[Begin Exercise data]

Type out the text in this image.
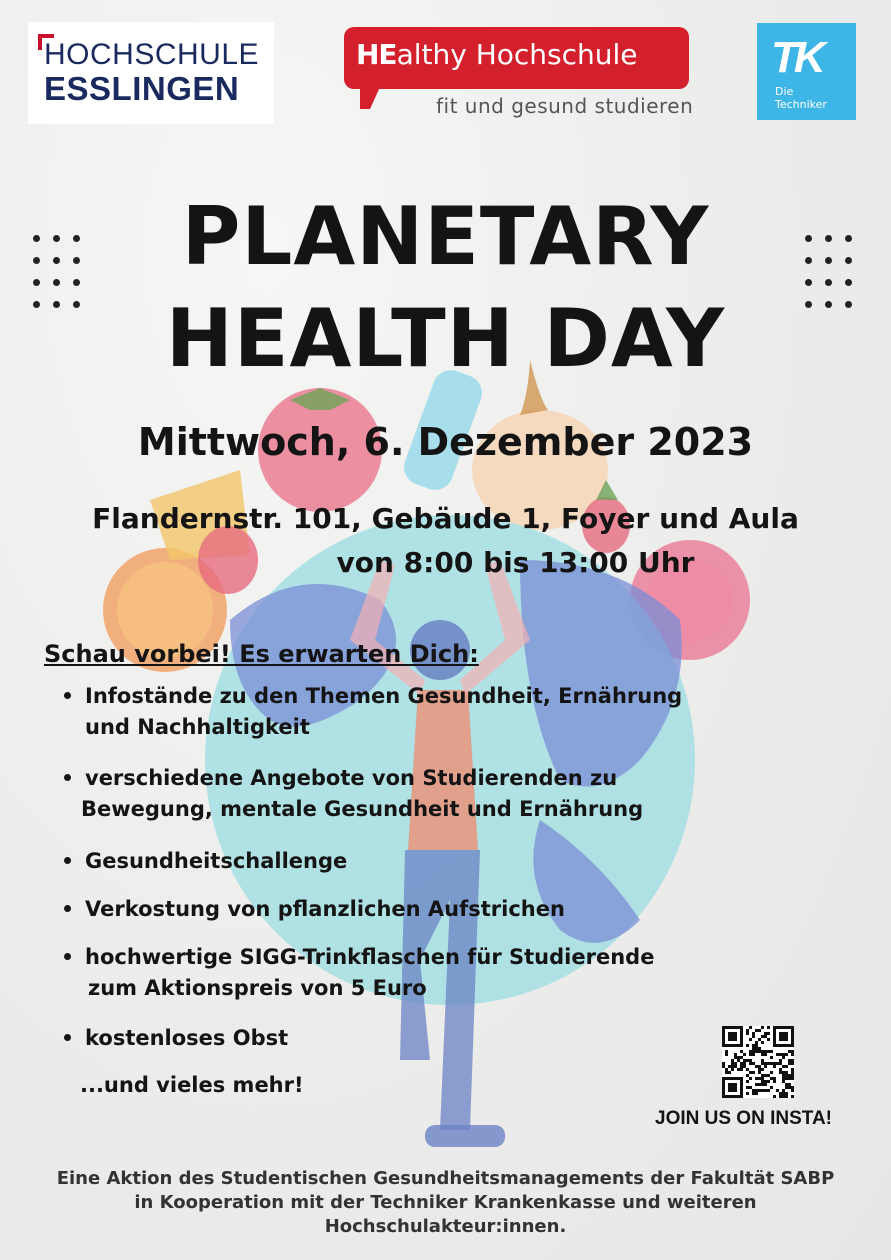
HOCHSCHULE
ESSLINGEN
HEalthy Hochschule
fit und gesund studieren
TK
Die
Techniker
PLANETARY
HEALTH DAY
Mittwoch, 6. Dezember 2023
Flandernstr. 101, Gebäude 1, Foyer und Aula
von 8:00 bis 13:00 Uhr
Schau vorbei! Es erwarten Dich:
Infostände zu den Themen Gesundheit, Ernährung
und Nachhaltigkeit
verschiedene Angebote von Studierenden zu
Bewegung, mentale Gesundheit und Ernährung
Gesundheitschallenge
Verkostung von pflanzlichen Aufstrichen
hochwertige SIGG-Trinkflaschen für Studierende
zum Aktionspreis von 5 Euro
kostenloses Obst
...und vieles mehr!
JOIN US ON INSTA!
Eine Aktion des Studentischen Gesundheitsmanagements der Fakultät SABP
in Kooperation mit der Techniker Krankenkasse und weiteren
Hochschulakteur:innen.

[End Exercise data]

• [Set problem]
Omit the pictures. Transcribe every record exactly.

• [Output of the task]
Type out the text in this image.
HOCHSCHULE
ESSLINGEN
HEalthy Hochschule
fit und gesund studieren
TK
Die
Techniker
PLANETARY
HEALTH DAY
Mittwoch, 6. Dezember 2023
Flandernstr. 101, Gebäude 1, Foyer und Aula
von 8:00 bis 13:00 Uhr
Schau vorbei! Es erwarten Dich:
Infostände zu den Themen Gesundheit, Ernährung
und Nachhaltigkeit
verschiedene Angebote von Studierenden zu
Bewegung, mentale Gesundheit und Ernährung
Gesundheitschallenge
Verkostung von pflanzlichen Aufstrichen
hochwertige SIGG-Trinkflaschen für Studierende
zum Aktionspreis von 5 Euro
kostenloses Obst
...und vieles mehr!
JOIN US ON INSTA!
Eine Aktion des Studentischen Gesundheitsmanagements der Fakultät SABP
in Kooperation mit der Techniker Krankenkasse und weiteren
Hochschulakteur:innen.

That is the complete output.